● RECORDS TO USE
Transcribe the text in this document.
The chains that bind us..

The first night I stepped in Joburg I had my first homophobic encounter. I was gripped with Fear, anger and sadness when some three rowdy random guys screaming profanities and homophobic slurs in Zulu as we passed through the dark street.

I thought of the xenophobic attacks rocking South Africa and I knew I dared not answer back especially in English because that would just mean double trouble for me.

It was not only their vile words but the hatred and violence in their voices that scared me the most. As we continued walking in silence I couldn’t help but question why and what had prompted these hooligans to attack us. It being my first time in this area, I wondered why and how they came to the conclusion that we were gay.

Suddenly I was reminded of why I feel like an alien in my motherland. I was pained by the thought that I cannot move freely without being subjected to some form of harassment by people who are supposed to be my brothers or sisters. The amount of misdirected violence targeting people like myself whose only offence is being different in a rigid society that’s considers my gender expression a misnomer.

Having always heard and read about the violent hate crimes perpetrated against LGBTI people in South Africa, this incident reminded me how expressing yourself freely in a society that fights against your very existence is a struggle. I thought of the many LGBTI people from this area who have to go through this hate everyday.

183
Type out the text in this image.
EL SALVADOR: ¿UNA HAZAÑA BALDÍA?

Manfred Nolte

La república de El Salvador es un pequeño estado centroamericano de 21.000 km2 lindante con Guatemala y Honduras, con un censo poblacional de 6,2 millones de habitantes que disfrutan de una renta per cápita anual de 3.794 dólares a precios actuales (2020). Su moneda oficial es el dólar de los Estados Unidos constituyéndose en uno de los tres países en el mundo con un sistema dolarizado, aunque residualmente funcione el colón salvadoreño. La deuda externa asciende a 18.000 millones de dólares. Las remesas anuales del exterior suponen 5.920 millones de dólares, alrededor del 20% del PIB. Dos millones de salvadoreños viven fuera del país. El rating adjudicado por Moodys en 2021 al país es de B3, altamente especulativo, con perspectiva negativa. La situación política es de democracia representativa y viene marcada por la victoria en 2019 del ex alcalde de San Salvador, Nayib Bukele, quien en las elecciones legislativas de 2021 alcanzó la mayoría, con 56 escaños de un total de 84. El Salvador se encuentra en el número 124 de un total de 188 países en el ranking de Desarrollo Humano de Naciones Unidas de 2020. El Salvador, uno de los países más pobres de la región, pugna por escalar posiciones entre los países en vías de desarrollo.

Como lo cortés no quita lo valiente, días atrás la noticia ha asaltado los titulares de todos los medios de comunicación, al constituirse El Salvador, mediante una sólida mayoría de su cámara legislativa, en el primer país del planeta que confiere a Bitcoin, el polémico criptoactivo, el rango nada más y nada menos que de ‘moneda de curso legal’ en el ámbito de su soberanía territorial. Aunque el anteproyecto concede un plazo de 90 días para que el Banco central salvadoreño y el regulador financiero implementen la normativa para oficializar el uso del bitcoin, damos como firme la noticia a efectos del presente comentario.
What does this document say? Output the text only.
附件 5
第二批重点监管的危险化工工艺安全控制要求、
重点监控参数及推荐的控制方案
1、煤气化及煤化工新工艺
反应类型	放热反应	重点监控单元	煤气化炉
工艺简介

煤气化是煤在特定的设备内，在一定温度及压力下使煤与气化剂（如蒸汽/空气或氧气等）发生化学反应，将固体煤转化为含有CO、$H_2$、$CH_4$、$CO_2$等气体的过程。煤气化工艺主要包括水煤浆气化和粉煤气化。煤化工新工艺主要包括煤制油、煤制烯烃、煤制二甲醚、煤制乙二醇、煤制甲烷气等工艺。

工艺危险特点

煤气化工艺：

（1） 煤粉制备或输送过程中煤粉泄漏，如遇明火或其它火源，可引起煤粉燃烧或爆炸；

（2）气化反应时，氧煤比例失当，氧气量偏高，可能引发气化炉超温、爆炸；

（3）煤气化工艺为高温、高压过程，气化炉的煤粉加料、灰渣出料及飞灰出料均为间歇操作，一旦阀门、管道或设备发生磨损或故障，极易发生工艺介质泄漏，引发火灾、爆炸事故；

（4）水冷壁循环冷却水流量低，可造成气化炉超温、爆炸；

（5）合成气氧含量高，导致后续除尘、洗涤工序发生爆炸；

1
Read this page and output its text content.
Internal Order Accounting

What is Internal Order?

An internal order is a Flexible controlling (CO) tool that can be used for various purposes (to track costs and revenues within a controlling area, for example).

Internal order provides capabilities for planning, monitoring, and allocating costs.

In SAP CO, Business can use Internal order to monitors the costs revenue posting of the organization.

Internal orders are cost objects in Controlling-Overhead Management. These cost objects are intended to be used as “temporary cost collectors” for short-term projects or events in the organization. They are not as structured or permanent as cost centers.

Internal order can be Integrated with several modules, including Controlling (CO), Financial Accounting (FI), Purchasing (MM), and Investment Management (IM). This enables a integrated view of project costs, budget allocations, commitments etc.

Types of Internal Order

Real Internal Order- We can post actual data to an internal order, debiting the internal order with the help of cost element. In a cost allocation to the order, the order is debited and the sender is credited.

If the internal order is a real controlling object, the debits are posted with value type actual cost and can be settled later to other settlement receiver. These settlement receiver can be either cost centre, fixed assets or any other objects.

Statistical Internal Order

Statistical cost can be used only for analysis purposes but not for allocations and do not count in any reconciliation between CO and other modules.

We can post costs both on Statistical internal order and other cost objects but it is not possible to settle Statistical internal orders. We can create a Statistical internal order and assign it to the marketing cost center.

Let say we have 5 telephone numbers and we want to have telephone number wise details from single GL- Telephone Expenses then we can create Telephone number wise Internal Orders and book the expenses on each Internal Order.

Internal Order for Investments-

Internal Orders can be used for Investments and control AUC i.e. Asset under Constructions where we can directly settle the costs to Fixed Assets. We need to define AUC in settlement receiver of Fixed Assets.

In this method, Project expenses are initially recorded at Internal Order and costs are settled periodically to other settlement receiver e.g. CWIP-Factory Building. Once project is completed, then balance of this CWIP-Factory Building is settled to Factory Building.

● WHAT IS EXPECTED
Collect the lines of the data that carry the word "Accounting".

● CORRECT RESPONSE
Internal Order Accounting
Internal order can be Integrated with several modules, including Controlling (CO), Financial Accounting (FI), Purchasing (MM), and Investment Management (IM). This enables a integrated view of project costs, budget allocations, commitments etc.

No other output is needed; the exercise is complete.